─── Record list ───

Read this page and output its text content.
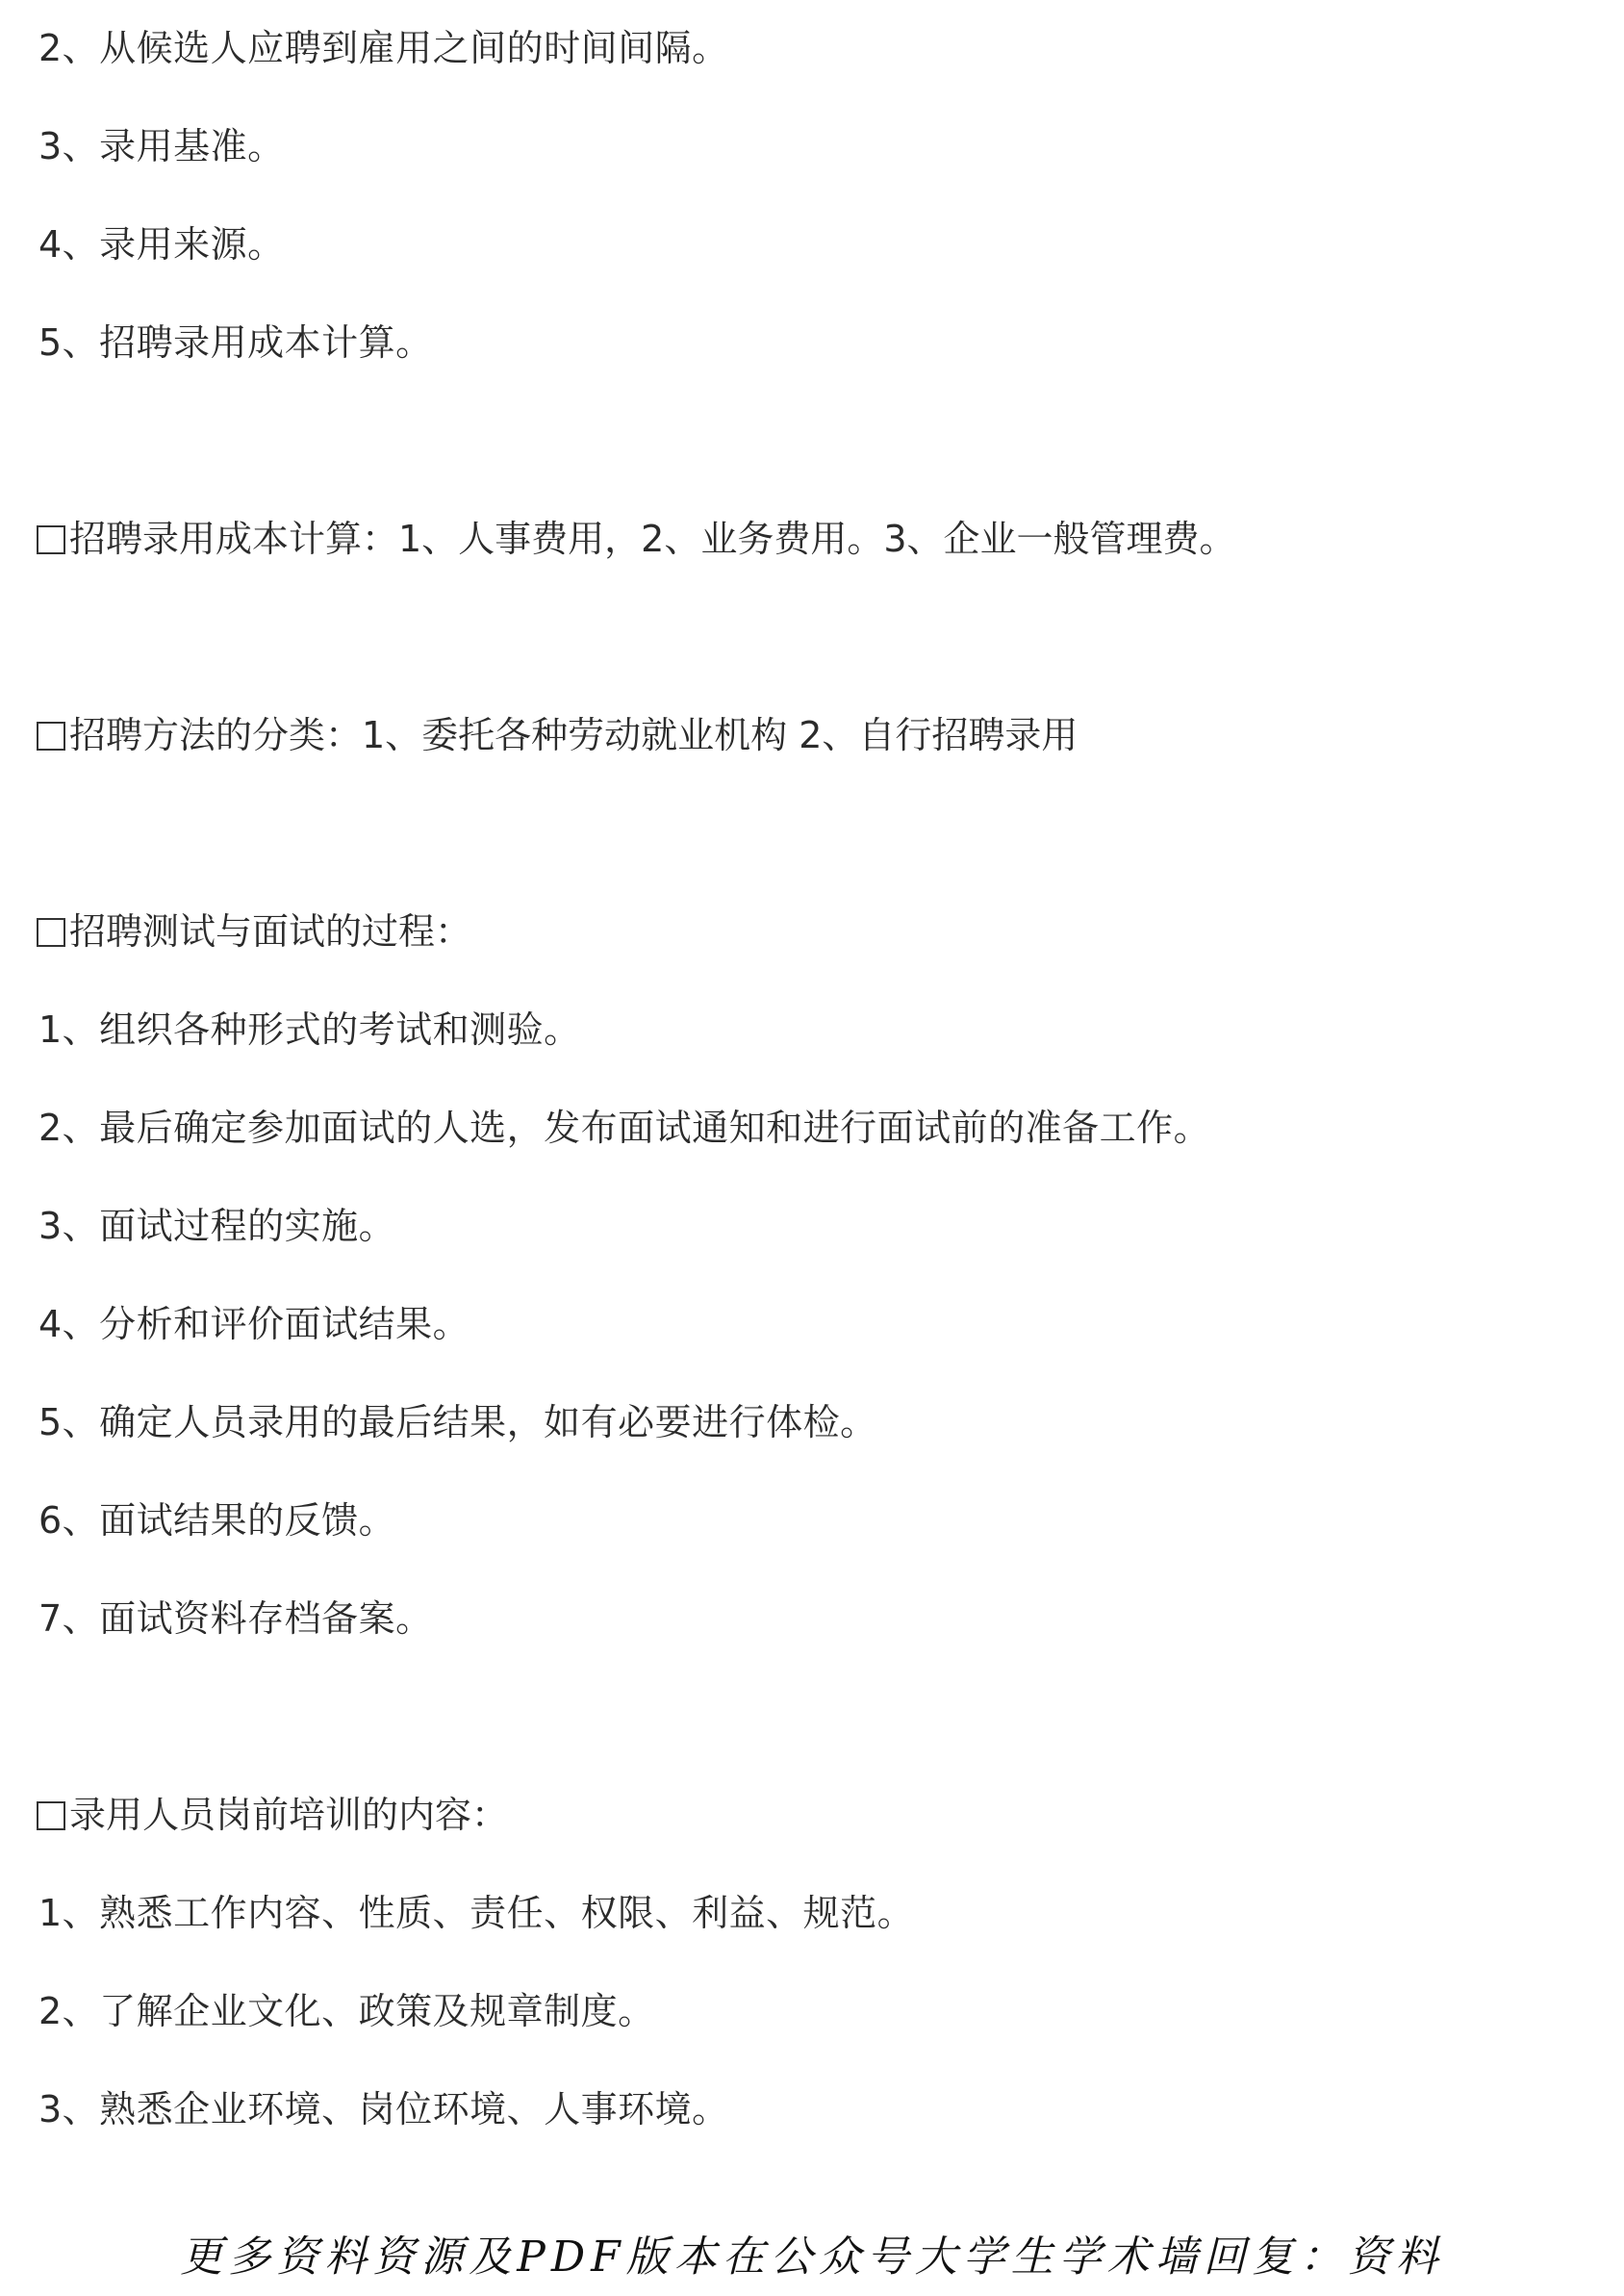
2、从候选人应聘到雇用之间的时间间隔。
3、录用基准。
4、录用来源。
5、招聘录用成本计算。
招聘录用成本计算：1、人事费用，2、业务费用。3、企业一般管理费。
招聘方法的分类：1、委托各种劳动就业机构 2、自行招聘录用
招聘测试与面试的过程：
1、组织各种形式的考试和测验。
2、最后确定参加面试的人选，发布面试通知和进行面试前的准备工作。
3、面试过程的实施。
4、分析和评价面试结果。
5、确定人员录用的最后结果，如有必要进行体检。
6、面试结果的反馈。
7、面试资料存档备案。
录用人员岗前培训的内容：
1、熟悉工作内容、性质、责任、权限、利益、规范。
2、了解企业文化、政策及规章制度。
3、熟悉企业环境、岗位环境、人事环境。
更多资料资源及PDF版本在公众号大学生学术墙回复：资料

───

• _What is being asked_
Give the number of lines above that hold the word "招聘录用成本计算", and nothing more.

• _Finished exercise_
2